To do —
Transcribe every entry word for word, leaving out all images.

Figure data in JSON:

==*==

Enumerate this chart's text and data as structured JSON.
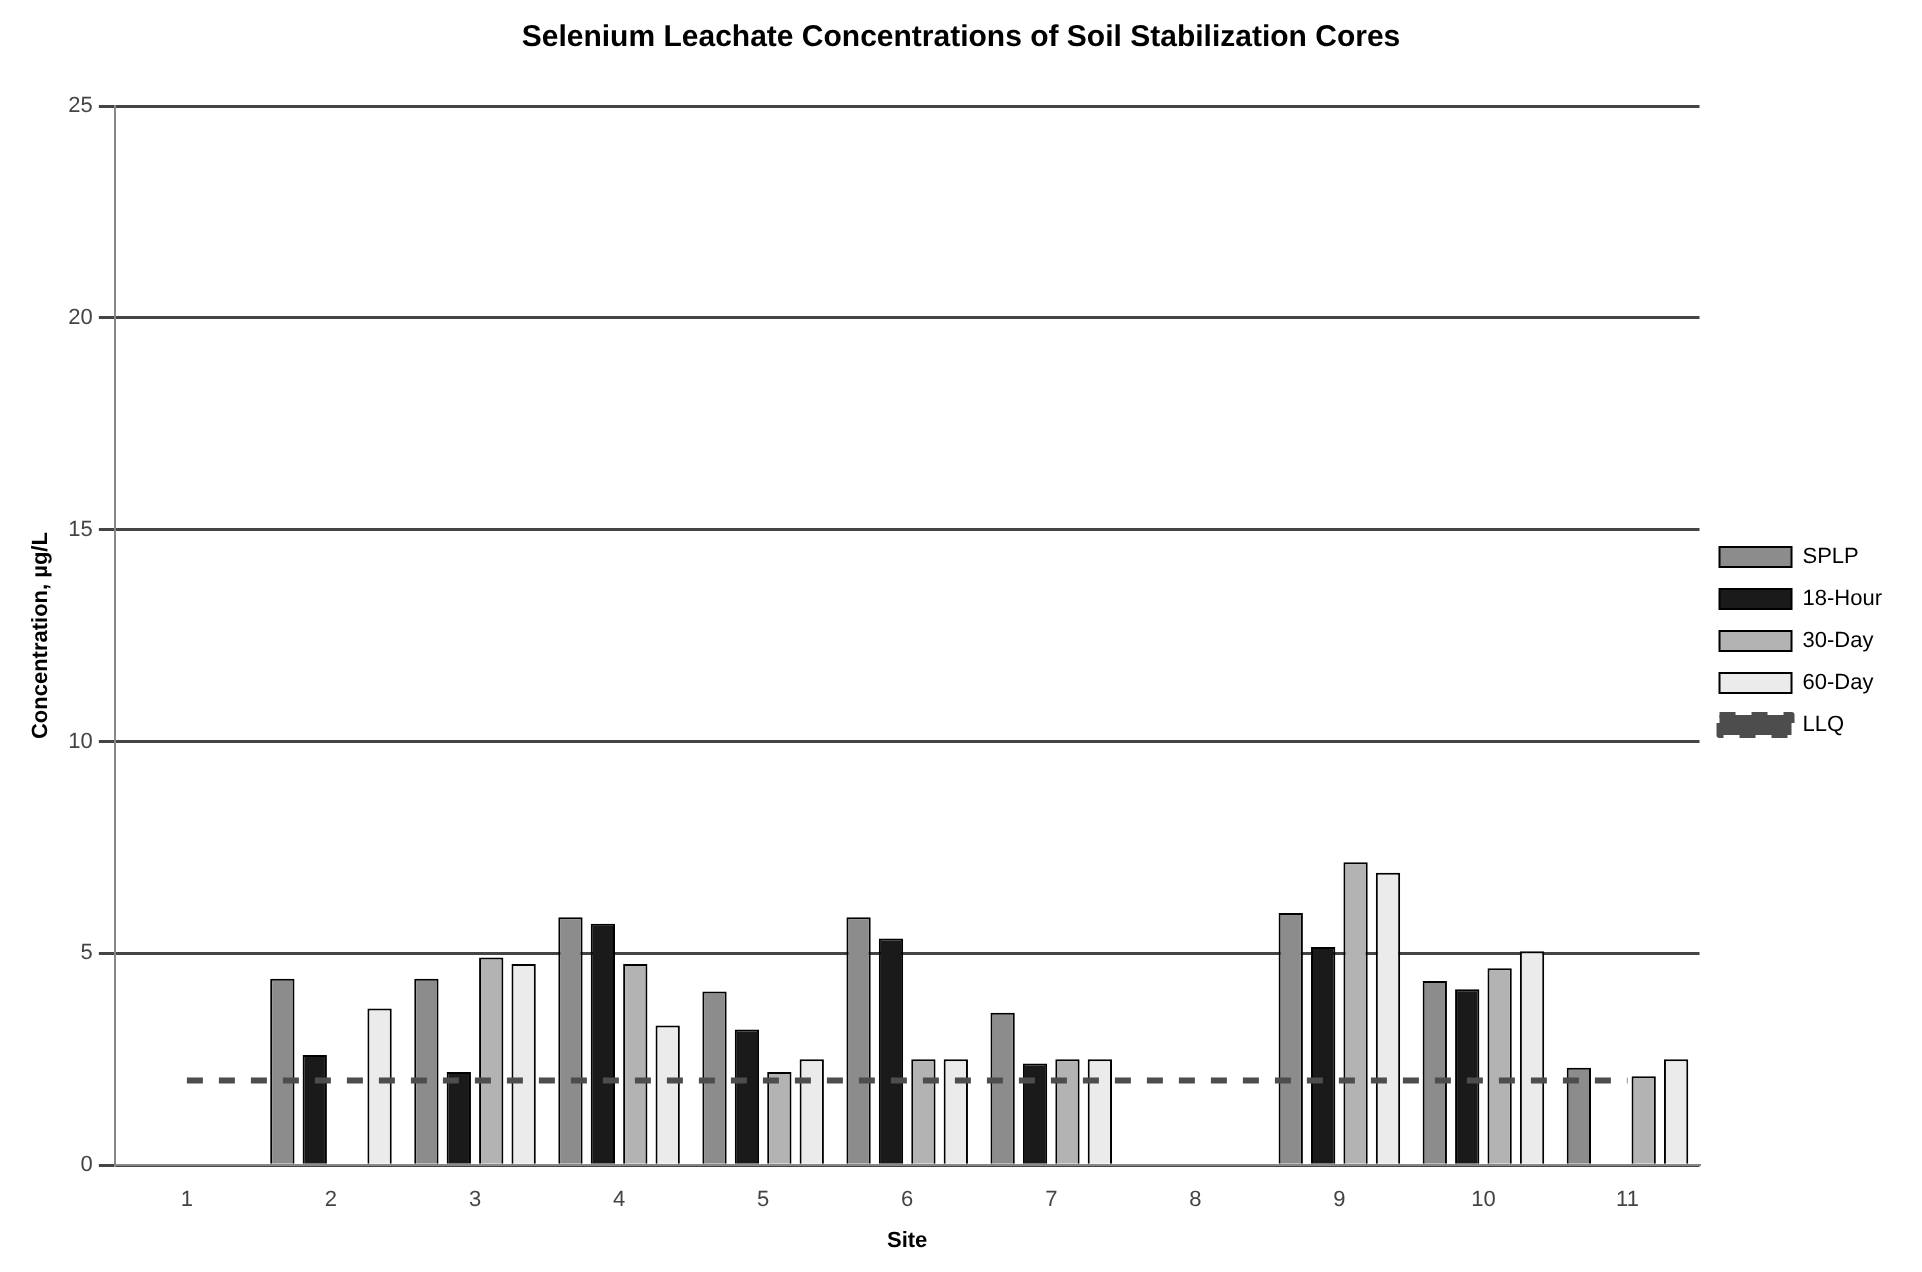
{
  "chart_data": {
    "type": "bar",
    "title": "Selenium Leachate Concentrations of Soil Stabilization Cores",
    "xlabel": "Site",
    "ylabel": "Concentration, µg/L",
    "categories": [
      "1",
      "2",
      "3",
      "4",
      "5",
      "6",
      "7",
      "8",
      "9",
      "10",
      "11"
    ],
    "series": [
      {
        "name": "SPLP",
        "color": "#8c8c8c",
        "values": [
          null,
          4.4,
          4.4,
          5.85,
          4.1,
          5.85,
          3.6,
          null,
          5.95,
          4.35,
          2.3
        ]
      },
      {
        "name": "18-Hour",
        "color": "#1a1a1a",
        "values": [
          null,
          2.6,
          2.2,
          5.7,
          3.2,
          5.35,
          2.4,
          null,
          5.15,
          4.15,
          null
        ]
      },
      {
        "name": "30-Day",
        "color": "#b3b3b3",
        "values": [
          null,
          null,
          4.9,
          4.75,
          2.2,
          2.5,
          2.5,
          null,
          7.15,
          4.65,
          2.1
        ]
      },
      {
        "name": "60-Day",
        "color": "#ebebeb",
        "values": [
          null,
          3.7,
          4.75,
          3.3,
          2.5,
          2.5,
          2.5,
          null,
          6.9,
          5.05,
          2.5
        ]
      },
      {
        "name": "LLQ",
        "type": "line",
        "color": "#4d4d4d",
        "line_style": "dashed",
        "marker": "none",
        "values": [
          2,
          2,
          2,
          2,
          2,
          2,
          2,
          2,
          2,
          2,
          2
        ]
      }
    ],
    "ylim": [
      0,
      25
    ],
    "yticks": [
      0,
      5,
      10,
      15,
      20,
      25
    ],
    "grid": "y",
    "legend": "right"
  }
}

==*==

Reply —
Enumerate this chart's text and data as structured JSON.
{
  "chart_data": {
    "type": "bar",
    "title": "Selenium Leachate Concentrations of Soil Stabilization Cores",
    "xlabel": "Site",
    "ylabel": "Concentration, µg/L",
    "categories": [
      "1",
      "2",
      "3",
      "4",
      "5",
      "6",
      "7",
      "8",
      "9",
      "10",
      "11"
    ],
    "series": [
      {
        "name": "SPLP",
        "color": "#8c8c8c",
        "values": [
          null,
          4.4,
          4.4,
          5.85,
          4.1,
          5.85,
          3.6,
          null,
          5.95,
          4.35,
          2.3
        ]
      },
      {
        "name": "18-Hour",
        "color": "#1a1a1a",
        "values": [
          null,
          2.6,
          2.2,
          5.7,
          3.2,
          5.35,
          2.4,
          null,
          5.15,
          4.15,
          null
        ]
      },
      {
        "name": "30-Day",
        "color": "#b3b3b3",
        "values": [
          null,
          null,
          4.9,
          4.75,
          2.2,
          2.5,
          2.5,
          null,
          7.15,
          4.65,
          2.1
        ]
      },
      {
        "name": "60-Day",
        "color": "#ebebeb",
        "values": [
          null,
          3.7,
          4.75,
          3.3,
          2.5,
          2.5,
          2.5,
          null,
          6.9,
          5.05,
          2.5
        ]
      },
      {
        "name": "LLQ",
        "type": "line",
        "color": "#4d4d4d",
        "line_style": "dashed",
        "marker": "none",
        "values": [
          2,
          2,
          2,
          2,
          2,
          2,
          2,
          2,
          2,
          2,
          2
        ]
      }
    ],
    "ylim": [
      0,
      25
    ],
    "yticks": [
      0,
      5,
      10,
      15,
      20,
      25
    ],
    "grid": "y",
    "legend": "right"
  }
}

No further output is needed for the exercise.